>> Begin Data shown

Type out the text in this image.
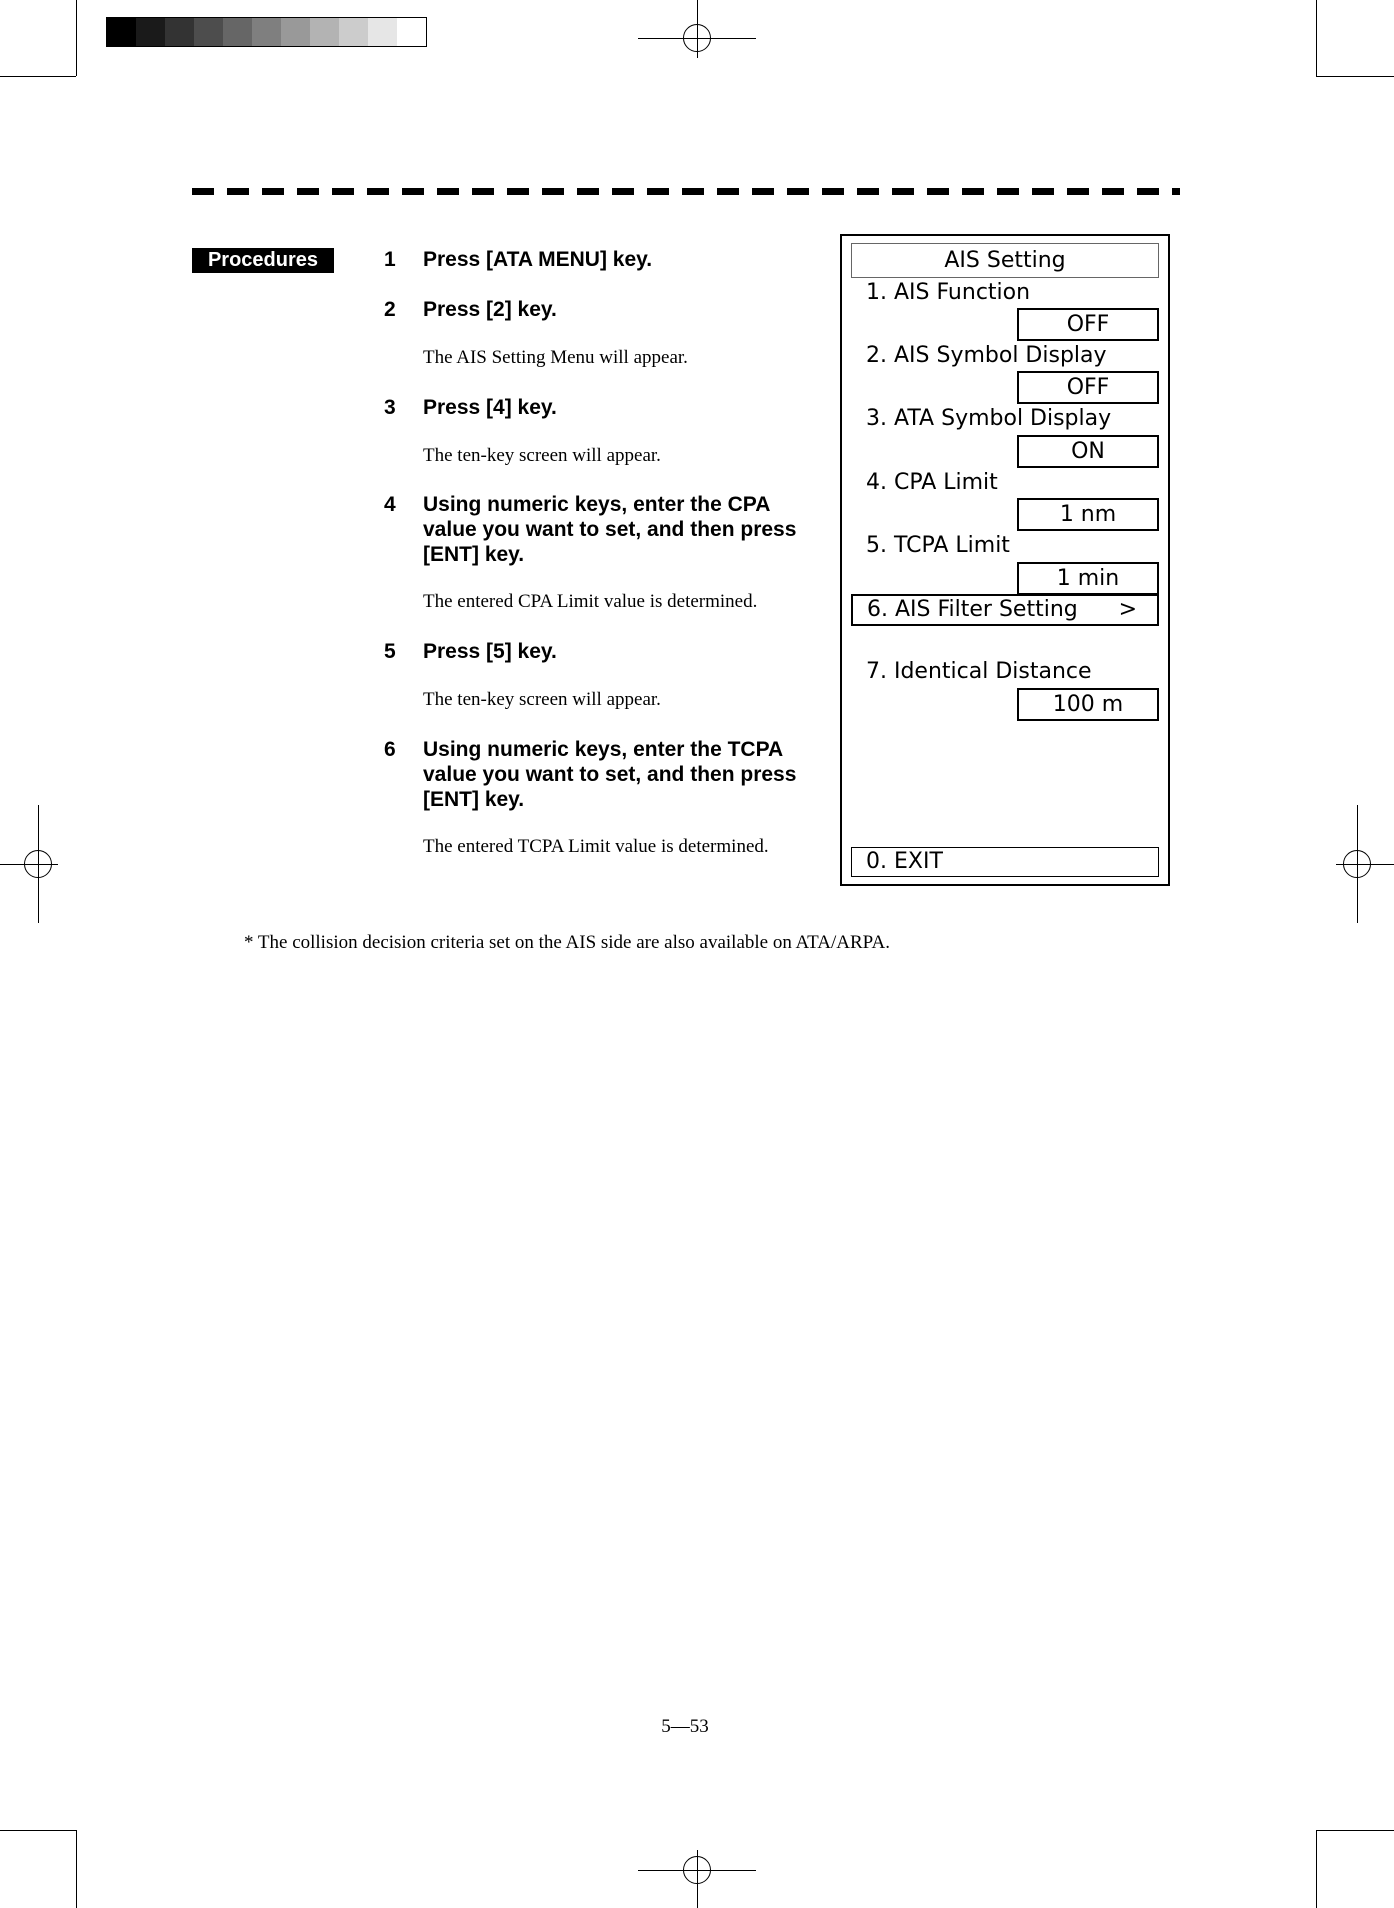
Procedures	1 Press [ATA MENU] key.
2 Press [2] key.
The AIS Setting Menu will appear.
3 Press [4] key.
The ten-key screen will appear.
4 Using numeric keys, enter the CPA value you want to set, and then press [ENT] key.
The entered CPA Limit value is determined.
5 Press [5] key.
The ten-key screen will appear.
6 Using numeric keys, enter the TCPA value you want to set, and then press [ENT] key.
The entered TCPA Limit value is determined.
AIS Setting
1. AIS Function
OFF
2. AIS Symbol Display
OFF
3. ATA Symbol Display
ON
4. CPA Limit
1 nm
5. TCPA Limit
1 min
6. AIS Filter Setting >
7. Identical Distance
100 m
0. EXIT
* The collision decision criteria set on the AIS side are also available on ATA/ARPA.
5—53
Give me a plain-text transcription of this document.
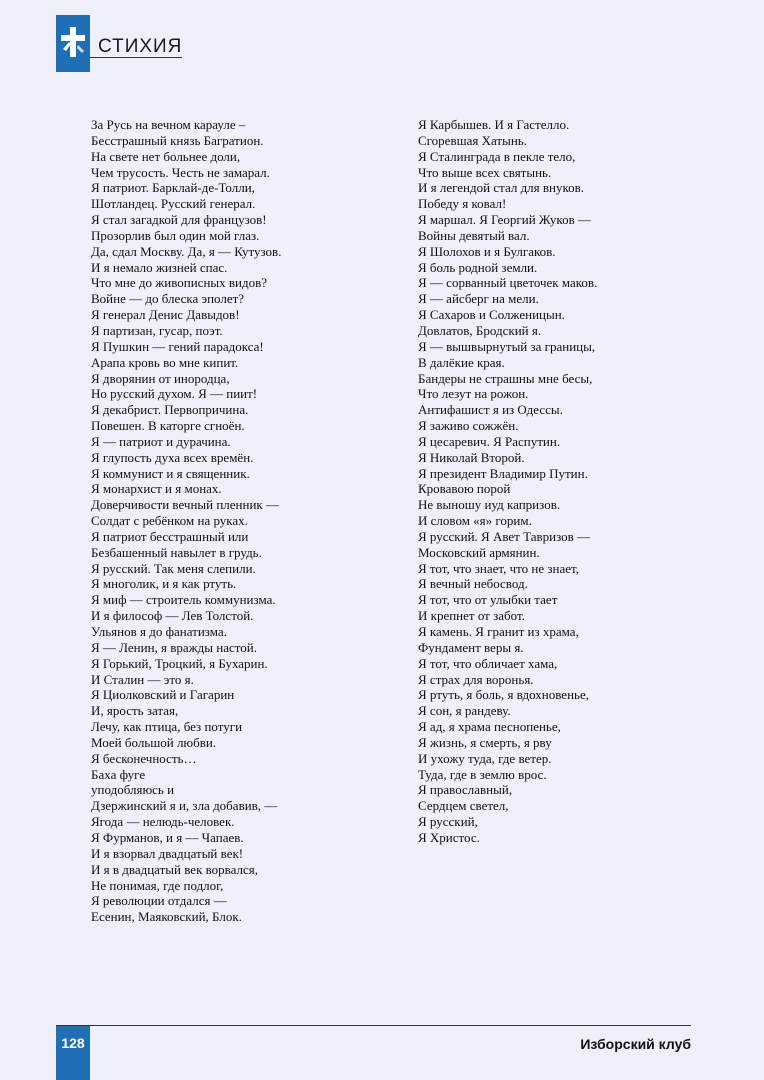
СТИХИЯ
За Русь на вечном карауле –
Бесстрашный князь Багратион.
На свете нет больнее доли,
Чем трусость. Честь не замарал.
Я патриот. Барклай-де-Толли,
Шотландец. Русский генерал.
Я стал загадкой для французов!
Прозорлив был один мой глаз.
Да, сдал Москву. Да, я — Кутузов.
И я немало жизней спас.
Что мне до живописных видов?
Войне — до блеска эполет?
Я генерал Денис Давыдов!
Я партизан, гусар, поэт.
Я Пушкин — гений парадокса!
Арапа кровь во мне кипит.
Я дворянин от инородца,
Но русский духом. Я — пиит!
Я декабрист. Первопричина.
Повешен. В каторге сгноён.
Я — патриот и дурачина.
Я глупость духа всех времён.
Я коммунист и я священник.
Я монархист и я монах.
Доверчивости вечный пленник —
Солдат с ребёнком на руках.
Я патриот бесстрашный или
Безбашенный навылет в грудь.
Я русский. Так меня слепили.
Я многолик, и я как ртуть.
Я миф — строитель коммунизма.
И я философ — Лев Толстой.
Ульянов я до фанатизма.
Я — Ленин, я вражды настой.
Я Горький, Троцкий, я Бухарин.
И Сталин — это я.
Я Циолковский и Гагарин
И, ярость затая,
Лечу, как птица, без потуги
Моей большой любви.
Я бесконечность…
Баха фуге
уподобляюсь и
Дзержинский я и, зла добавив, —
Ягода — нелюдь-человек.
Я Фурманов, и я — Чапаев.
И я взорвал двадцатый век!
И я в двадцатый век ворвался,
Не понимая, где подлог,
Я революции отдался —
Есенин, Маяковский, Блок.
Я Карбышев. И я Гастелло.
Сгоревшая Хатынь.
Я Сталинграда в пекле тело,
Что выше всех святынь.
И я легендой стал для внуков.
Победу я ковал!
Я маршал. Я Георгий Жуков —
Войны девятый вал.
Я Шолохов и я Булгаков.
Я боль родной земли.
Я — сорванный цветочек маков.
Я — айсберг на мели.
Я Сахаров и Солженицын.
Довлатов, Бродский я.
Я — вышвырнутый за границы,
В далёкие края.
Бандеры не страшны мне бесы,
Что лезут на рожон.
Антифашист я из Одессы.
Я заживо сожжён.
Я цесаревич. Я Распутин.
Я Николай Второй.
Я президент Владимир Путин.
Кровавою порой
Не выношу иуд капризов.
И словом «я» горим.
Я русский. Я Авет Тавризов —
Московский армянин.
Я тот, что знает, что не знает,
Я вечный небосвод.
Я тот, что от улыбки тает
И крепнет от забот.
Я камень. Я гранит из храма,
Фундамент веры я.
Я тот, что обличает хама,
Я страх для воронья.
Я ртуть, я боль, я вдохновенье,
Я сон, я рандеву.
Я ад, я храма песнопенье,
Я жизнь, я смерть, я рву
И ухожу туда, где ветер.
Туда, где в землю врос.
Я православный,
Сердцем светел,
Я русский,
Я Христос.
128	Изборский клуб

>> End Data shown

## Task objective
Restate the listing above word for word, and skip the pictures.

## Answer to the task
Type out the text in this image.
Procedures	1 Press [ATA MENU] key.
2 Press [2] key.
The AIS Setting Menu will appear.
3 Press [4] key.
The ten-key screen will appear.
4 Using numeric keys, enter the CPA value you want to set, and then press [ENT] key.
The entered CPA Limit value is determined.
5 Press [5] key.
The ten-key screen will appear.
6 Using numeric keys, enter the TCPA value you want to set, and then press [ENT] key.
The entered TCPA Limit value is determined.
AIS Setting
1. AIS Function
OFF
2. AIS Symbol Display
OFF
3. ATA Symbol Display
ON
4. CPA Limit
1 nm
5. TCPA Limit
1 min
6. AIS Filter Setting >
7. Identical Distance
100 m
0. EXIT
* The collision decision criteria set on the AIS side are also available on ATA/ARPA.
5—53
Give me a plain-text transcription of this document.
СТИХИЯ
За Русь на вечном карауле –
Бесстрашный князь Багратион.
На свете нет больнее доли,
Чем трусость. Честь не замарал.
Я патриот. Барклай-де-Толли,
Шотландец. Русский генерал.
Я стал загадкой для французов!
Прозорлив был один мой глаз.
Да, сдал Москву. Да, я — Кутузов.
И я немало жизней спас.
Что мне до живописных видов?
Войне — до блеска эполет?
Я генерал Денис Давыдов!
Я партизан, гусар, поэт.
Я Пушкин — гений парадокса!
Арапа кровь во мне кипит.
Я дворянин от инородца,
Но русский духом. Я — пиит!
Я декабрист. Первопричина.
Повешен. В каторге сгноён.
Я — патриот и дурачина.
Я глупость духа всех времён.
Я коммунист и я священник.
Я монархист и я монах.
Доверчивости вечный пленник —
Солдат с ребёнком на руках.
Я патриот бесстрашный или
Безбашенный навылет в грудь.
Я русский. Так меня слепили.
Я многолик, и я как ртуть.
Я миф — строитель коммунизма.
И я философ — Лев Толстой.
Ульянов я до фанатизма.
Я — Ленин, я вражды настой.
Я Горький, Троцкий, я Бухарин.
И Сталин — это я.
Я Циолковский и Гагарин
И, ярость затая,
Лечу, как птица, без потуги
Моей большой любви.
Я бесконечность…
Баха фуге
уподобляюсь и
Дзержинский я и, зла добавив, —
Ягода — нелюдь-человек.
Я Фурманов, и я — Чапаев.
И я взорвал двадцатый век!
И я в двадцатый век ворвался,
Не понимая, где подлог,
Я революции отдался —
Есенин, Маяковский, Блок.
Я Карбышев. И я Гастелло.
Сгоревшая Хатынь.
Я Сталинграда в пекле тело,
Что выше всех святынь.
И я легендой стал для внуков.
Победу я ковал!
Я маршал. Я Георгий Жуков —
Войны девятый вал.
Я Шолохов и я Булгаков.
Я боль родной земли.
Я — сорванный цветочек маков.
Я — айсберг на мели.
Я Сахаров и Солженицын.
Довлатов, Бродский я.
Я — вышвырнутый за границы,
В далёкие края.
Бандеры не страшны мне бесы,
Что лезут на рожон.
Антифашист я из Одессы.
Я заживо сожжён.
Я цесаревич. Я Распутин.
Я Николай Второй.
Я президент Владимир Путин.
Кровавою порой
Не выношу иуд капризов.
И словом «я» горим.
Я русский. Я Авет Тавризов —
Московский армянин.
Я тот, что знает, что не знает,
Я вечный небосвод.
Я тот, что от улыбки тает
И крепнет от забот.
Я камень. Я гранит из храма,
Фундамент веры я.
Я тот, что обличает хама,
Я страх для воронья.
Я ртуть, я боль, я вдохновенье,
Я сон, я рандеву.
Я ад, я храма песнопенье,
Я жизнь, я смерть, я рву
И ухожу туда, где ветер.
Туда, где в землю врос.
Я православный,
Сердцем светел,
Я русский,
Я Христос.
128	Изборский клуб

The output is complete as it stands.